### STATED GOAL
Check every line below for the word "Inch" and copy the ones that have it.

[Data listing]
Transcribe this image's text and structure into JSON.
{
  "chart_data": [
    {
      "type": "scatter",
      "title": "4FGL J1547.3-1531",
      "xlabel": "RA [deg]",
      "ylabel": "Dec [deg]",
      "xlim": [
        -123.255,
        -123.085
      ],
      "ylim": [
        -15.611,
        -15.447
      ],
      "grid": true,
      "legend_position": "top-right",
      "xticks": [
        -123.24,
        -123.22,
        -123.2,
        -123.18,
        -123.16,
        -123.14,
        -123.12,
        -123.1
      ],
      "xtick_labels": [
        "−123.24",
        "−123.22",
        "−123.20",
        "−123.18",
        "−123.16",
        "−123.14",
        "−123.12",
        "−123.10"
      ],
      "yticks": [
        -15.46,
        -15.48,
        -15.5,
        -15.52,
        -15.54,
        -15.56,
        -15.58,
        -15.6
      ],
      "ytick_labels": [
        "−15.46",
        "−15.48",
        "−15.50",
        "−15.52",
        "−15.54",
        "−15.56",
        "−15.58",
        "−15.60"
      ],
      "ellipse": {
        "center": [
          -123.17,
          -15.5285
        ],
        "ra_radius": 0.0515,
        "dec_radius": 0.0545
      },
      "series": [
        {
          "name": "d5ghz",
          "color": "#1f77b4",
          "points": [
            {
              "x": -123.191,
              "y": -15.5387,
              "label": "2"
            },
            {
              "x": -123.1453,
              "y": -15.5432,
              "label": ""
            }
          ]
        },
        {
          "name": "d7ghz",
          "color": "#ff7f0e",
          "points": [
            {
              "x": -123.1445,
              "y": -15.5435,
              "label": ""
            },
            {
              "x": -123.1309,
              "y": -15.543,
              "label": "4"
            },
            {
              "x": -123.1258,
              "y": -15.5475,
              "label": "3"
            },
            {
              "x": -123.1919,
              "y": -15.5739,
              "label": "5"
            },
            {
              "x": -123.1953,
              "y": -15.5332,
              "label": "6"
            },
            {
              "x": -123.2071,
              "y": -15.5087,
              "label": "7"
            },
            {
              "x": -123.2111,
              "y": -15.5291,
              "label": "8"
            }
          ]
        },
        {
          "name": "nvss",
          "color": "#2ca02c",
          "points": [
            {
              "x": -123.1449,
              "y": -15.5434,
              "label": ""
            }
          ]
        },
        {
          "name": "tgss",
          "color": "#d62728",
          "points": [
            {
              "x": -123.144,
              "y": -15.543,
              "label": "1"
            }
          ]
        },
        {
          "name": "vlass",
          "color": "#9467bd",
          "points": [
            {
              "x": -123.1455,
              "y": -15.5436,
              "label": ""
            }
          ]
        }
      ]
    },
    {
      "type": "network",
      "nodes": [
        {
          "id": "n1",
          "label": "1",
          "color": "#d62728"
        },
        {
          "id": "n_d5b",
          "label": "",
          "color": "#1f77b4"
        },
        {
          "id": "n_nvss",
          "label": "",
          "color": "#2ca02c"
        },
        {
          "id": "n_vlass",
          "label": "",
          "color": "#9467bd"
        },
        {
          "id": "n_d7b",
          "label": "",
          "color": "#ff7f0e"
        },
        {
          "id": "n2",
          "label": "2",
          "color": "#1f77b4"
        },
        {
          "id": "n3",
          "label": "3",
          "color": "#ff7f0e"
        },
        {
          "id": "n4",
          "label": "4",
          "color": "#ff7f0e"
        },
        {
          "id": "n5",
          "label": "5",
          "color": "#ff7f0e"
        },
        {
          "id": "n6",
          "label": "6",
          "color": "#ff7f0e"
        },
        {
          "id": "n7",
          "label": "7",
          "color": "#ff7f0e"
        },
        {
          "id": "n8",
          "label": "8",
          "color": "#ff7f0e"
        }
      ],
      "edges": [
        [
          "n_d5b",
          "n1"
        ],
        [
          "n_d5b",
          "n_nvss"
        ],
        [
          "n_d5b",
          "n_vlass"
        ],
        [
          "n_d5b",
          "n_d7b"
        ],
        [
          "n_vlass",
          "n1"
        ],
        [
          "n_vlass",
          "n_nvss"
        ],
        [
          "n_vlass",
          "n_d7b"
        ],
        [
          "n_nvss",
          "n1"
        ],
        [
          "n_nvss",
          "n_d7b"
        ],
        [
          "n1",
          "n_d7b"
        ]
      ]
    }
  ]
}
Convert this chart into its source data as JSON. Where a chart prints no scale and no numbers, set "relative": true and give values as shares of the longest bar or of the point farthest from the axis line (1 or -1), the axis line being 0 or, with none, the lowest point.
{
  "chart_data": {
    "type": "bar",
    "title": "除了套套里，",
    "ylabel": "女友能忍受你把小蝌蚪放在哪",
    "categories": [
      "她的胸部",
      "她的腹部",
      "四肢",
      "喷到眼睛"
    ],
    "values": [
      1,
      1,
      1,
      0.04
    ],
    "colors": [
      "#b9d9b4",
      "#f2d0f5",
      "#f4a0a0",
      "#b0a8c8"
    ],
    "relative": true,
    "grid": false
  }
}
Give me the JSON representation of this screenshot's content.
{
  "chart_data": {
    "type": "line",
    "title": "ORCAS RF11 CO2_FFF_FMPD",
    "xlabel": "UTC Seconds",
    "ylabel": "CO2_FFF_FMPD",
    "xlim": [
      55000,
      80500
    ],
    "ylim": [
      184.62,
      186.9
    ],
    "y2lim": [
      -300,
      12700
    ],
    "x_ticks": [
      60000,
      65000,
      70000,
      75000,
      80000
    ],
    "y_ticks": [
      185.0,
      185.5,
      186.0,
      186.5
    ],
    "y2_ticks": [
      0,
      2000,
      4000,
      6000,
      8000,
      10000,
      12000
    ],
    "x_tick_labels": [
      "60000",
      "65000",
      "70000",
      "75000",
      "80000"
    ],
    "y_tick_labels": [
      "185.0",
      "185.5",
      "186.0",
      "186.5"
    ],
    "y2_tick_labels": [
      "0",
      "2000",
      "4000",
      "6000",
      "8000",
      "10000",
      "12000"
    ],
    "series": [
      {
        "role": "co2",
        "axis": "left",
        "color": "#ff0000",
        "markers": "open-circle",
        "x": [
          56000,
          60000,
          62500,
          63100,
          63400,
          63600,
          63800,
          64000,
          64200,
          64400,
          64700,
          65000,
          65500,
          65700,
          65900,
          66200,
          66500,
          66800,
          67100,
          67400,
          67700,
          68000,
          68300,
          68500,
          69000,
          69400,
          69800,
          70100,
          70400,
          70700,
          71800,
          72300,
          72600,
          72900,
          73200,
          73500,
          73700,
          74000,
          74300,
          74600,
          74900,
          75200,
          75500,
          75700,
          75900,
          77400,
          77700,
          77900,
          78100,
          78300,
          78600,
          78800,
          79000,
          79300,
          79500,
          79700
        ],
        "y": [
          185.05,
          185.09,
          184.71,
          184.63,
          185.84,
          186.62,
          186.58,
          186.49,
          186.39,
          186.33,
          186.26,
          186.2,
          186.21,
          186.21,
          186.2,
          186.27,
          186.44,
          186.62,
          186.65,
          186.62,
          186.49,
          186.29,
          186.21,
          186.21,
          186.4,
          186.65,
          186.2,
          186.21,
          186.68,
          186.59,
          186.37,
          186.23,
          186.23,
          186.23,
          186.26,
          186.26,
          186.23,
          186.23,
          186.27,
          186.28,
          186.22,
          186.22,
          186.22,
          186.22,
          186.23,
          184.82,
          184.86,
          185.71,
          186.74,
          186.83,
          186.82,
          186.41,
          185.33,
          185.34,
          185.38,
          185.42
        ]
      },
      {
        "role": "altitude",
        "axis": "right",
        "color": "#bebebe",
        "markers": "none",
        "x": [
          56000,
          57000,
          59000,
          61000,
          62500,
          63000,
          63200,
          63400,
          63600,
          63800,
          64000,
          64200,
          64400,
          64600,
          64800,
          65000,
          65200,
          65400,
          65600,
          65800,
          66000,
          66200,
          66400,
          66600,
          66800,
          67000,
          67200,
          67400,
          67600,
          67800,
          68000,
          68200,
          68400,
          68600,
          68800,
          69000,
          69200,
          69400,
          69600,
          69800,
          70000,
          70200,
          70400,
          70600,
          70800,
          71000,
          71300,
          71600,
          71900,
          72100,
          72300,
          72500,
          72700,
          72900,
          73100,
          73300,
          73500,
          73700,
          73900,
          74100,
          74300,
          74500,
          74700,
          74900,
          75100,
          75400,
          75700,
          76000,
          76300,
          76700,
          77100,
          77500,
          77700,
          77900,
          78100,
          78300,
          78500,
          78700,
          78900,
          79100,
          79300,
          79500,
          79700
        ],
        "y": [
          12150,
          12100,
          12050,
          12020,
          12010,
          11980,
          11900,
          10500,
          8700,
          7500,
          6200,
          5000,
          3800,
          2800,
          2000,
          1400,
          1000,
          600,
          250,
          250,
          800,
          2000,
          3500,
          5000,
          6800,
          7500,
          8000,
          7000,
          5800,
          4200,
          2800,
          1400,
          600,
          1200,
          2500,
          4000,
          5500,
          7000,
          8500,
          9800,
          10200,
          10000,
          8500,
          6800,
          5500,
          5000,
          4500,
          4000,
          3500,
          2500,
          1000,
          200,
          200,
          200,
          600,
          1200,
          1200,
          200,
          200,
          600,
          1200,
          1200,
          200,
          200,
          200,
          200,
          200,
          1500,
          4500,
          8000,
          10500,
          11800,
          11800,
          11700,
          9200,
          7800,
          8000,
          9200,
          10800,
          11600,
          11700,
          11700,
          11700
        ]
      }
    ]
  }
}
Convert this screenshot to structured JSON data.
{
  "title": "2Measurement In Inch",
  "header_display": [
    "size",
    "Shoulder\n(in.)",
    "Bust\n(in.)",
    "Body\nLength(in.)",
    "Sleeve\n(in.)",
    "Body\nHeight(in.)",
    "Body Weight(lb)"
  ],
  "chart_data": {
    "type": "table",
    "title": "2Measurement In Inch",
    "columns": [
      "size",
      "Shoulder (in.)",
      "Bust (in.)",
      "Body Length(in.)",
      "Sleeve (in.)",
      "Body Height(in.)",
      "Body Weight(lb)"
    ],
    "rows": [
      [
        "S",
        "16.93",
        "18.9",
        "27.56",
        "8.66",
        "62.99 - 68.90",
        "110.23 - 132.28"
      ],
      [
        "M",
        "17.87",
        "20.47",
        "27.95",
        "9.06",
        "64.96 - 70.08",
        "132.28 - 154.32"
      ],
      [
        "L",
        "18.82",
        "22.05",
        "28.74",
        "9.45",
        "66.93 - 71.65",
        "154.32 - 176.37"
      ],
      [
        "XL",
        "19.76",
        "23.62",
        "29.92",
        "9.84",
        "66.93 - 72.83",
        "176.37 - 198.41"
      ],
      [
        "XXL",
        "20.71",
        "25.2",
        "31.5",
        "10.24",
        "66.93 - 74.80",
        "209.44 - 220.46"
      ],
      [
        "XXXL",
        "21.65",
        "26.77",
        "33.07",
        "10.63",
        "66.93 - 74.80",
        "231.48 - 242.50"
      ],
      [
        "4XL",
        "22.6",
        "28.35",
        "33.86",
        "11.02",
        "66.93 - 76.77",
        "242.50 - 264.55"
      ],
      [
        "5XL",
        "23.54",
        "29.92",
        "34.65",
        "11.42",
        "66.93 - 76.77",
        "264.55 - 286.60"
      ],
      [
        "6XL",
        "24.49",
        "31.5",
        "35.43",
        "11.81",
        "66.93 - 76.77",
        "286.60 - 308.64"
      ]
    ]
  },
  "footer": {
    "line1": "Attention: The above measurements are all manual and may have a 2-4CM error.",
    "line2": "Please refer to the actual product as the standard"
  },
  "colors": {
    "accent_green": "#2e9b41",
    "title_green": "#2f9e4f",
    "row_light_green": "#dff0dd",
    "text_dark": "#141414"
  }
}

### CORRECT RESULT
  "title": "2Measurement In Inch",
    "title": "2Measurement In Inch",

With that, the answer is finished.